Records of where the elements are located:
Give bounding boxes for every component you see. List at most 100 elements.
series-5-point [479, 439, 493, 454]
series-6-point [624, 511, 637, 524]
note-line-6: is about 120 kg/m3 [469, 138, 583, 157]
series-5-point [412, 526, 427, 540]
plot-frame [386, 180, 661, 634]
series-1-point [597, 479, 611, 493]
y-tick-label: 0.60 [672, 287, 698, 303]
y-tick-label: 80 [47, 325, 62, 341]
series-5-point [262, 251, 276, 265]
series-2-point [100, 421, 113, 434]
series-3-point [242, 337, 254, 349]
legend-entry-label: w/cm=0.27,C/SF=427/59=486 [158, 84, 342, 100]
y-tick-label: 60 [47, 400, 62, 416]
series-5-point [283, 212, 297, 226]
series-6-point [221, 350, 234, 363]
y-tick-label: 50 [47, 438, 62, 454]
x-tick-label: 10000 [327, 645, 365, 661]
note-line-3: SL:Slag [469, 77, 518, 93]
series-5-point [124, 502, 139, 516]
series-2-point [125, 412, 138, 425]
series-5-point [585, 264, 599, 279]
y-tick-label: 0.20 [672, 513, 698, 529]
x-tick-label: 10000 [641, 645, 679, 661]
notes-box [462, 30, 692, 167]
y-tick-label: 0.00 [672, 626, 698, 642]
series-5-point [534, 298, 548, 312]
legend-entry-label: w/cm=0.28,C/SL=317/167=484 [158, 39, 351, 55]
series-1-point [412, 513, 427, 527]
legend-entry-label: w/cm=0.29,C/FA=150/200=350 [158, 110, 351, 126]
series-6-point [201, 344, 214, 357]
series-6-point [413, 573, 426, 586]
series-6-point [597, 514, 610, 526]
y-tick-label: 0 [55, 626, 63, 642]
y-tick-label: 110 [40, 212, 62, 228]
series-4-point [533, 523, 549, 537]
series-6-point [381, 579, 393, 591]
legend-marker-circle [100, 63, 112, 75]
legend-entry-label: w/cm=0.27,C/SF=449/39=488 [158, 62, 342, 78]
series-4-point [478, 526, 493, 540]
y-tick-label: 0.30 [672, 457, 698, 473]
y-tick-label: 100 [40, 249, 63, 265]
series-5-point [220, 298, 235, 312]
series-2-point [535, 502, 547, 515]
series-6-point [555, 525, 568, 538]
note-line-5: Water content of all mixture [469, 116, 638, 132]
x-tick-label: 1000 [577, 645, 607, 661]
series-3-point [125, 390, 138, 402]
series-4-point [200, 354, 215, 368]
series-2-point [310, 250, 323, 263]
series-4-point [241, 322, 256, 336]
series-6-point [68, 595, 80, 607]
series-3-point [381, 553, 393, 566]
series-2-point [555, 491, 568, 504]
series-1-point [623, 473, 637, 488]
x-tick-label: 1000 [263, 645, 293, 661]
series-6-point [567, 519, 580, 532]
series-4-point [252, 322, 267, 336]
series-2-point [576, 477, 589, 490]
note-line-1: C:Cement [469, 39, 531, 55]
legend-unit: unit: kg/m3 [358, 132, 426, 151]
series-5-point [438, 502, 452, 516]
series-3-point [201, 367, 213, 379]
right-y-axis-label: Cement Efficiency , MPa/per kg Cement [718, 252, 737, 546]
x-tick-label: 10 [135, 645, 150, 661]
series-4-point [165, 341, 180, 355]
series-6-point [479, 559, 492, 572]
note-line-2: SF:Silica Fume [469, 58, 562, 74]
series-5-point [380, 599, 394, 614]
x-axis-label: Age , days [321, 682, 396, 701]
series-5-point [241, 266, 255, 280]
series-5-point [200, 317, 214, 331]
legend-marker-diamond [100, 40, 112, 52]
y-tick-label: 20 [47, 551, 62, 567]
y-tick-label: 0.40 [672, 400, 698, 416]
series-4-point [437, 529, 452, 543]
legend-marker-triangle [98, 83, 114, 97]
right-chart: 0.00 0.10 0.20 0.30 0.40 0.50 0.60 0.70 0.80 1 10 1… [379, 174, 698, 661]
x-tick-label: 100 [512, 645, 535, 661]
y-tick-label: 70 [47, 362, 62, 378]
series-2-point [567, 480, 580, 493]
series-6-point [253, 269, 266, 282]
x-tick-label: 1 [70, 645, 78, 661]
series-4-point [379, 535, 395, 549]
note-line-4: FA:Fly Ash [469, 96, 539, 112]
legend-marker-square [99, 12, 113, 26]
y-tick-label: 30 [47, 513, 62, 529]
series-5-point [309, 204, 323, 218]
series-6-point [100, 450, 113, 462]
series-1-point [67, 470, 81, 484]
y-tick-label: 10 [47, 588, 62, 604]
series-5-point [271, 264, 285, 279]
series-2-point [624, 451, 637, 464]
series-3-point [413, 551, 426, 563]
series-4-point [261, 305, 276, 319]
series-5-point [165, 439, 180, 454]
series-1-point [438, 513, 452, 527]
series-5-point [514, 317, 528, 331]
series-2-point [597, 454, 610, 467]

**EXERCISE DESCRIPTION:**
Copy out the lines of the listing above word for word, covering every record in it.

**RIGHT ANSWER:**
Give bounding boxes for every component you see. List at most 100 elements.
series-5-point [479, 439, 493, 454]
series-6-point [624, 511, 637, 524]
note-line-6: is about 120 kg/m3 [469, 138, 583, 157]
series-5-point [412, 526, 427, 540]
plot-frame [386, 180, 661, 634]
series-1-point [597, 479, 611, 493]
y-tick-label: 0.60 [672, 287, 698, 303]
y-tick-label: 80 [47, 325, 62, 341]
series-5-point [262, 251, 276, 265]
series-2-point [100, 421, 113, 434]
series-3-point [242, 337, 254, 349]
legend-entry-label: w/cm=0.27,C/SF=427/59=486 [158, 84, 342, 100]
y-tick-label: 60 [47, 400, 62, 416]
series-5-point [283, 212, 297, 226]
series-6-point [221, 350, 234, 363]
y-tick-label: 50 [47, 438, 62, 454]
x-tick-label: 10000 [327, 645, 365, 661]
note-line-3: SL:Slag [469, 77, 518, 93]
series-5-point [124, 502, 139, 516]
series-2-point [125, 412, 138, 425]
series-5-point [585, 264, 599, 279]
y-tick-label: 0.20 [672, 513, 698, 529]
x-tick-label: 10000 [641, 645, 679, 661]
notes-box [462, 30, 692, 167]
y-tick-label: 0.00 [672, 626, 698, 642]
series-5-point [534, 298, 548, 312]
legend-entry-label: w/cm=0.28,C/SL=317/167=484 [158, 39, 351, 55]
series-1-point [412, 513, 427, 527]
legend-entry-label: w/cm=0.29,C/FA=150/200=350 [158, 110, 351, 126]
series-6-point [201, 344, 214, 357]
series-6-point [413, 573, 426, 586]
series-6-point [597, 514, 610, 526]
y-tick-label: 0 [55, 626, 63, 642]
y-tick-label: 110 [40, 212, 62, 228]
series-4-point [533, 523, 549, 537]
series-6-point [381, 579, 393, 591]
legend-marker-circle [100, 63, 112, 75]
legend-entry-label: w/cm=0.27,C/SF=449/39=488 [158, 62, 342, 78]
series-4-point [478, 526, 493, 540]
y-tick-label: 0.30 [672, 457, 698, 473]
y-tick-label: 100 [40, 249, 63, 265]
series-5-point [220, 298, 235, 312]
series-2-point [535, 502, 547, 515]
series-6-point [555, 525, 568, 538]
note-line-5: Water content of all mixture [469, 116, 638, 132]
x-tick-label: 1000 [577, 645, 607, 661]
series-3-point [125, 390, 138, 402]
series-4-point [200, 354, 215, 368]
series-2-point [310, 250, 323, 263]
series-4-point [241, 322, 256, 336]
series-6-point [68, 595, 80, 607]
series-3-point [381, 553, 393, 566]
series-2-point [555, 491, 568, 504]
series-1-point [623, 473, 637, 488]
x-tick-label: 1000 [263, 645, 293, 661]
series-6-point [567, 519, 580, 532]
series-4-point [252, 322, 267, 336]
series-2-point [576, 477, 589, 490]
note-line-1: C:Cement [469, 39, 531, 55]
legend-unit: unit: kg/m3 [358, 132, 426, 151]
series-5-point [438, 502, 452, 516]
series-3-point [201, 367, 213, 379]
right-y-axis-label: Cement Efficiency , MPa/per kg Cement [718, 252, 737, 546]
x-tick-label: 10 [135, 645, 150, 661]
series-4-point [165, 341, 180, 355]
series-6-point [479, 559, 492, 572]
note-line-2: SF:Silica Fume [469, 58, 562, 74]
series-5-point [380, 599, 394, 614]
x-axis-label: Age , days [321, 682, 396, 701]
series-5-point [241, 266, 255, 280]
series-5-point [200, 317, 214, 331]
legend-marker-diamond [100, 40, 112, 52]
y-tick-label: 20 [47, 551, 62, 567]
y-tick-label: 0.40 [672, 400, 698, 416]
series-4-point [437, 529, 452, 543]
legend-marker-triangle [98, 83, 114, 97]
right-chart: 0.00 0.10 0.20 0.30 0.40 0.50 0.60 0.70 0.80 1 10 1… [379, 174, 698, 661]
x-tick-label: 100 [512, 645, 535, 661]
y-tick-label: 70 [47, 362, 62, 378]
series-2-point [567, 480, 580, 493]
series-6-point [253, 269, 266, 282]
x-tick-label: 1 [70, 645, 78, 661]
series-4-point [379, 535, 395, 549]
note-line-4: FA:Fly Ash [469, 96, 539, 112]
legend-marker-square [99, 12, 113, 26]
y-tick-label: 30 [47, 513, 62, 529]
series-5-point [309, 204, 323, 218]
series-6-point [100, 450, 113, 462]
series-1-point [67, 470, 81, 484]
y-tick-label: 10 [47, 588, 62, 604]
series-5-point [271, 264, 285, 279]
series-2-point [624, 451, 637, 464]
series-3-point [413, 551, 426, 563]
series-4-point [261, 305, 276, 319]
series-5-point [165, 439, 180, 454]
series-1-point [438, 513, 452, 527]
series-5-point [514, 317, 528, 331]
series-2-point [597, 454, 610, 467]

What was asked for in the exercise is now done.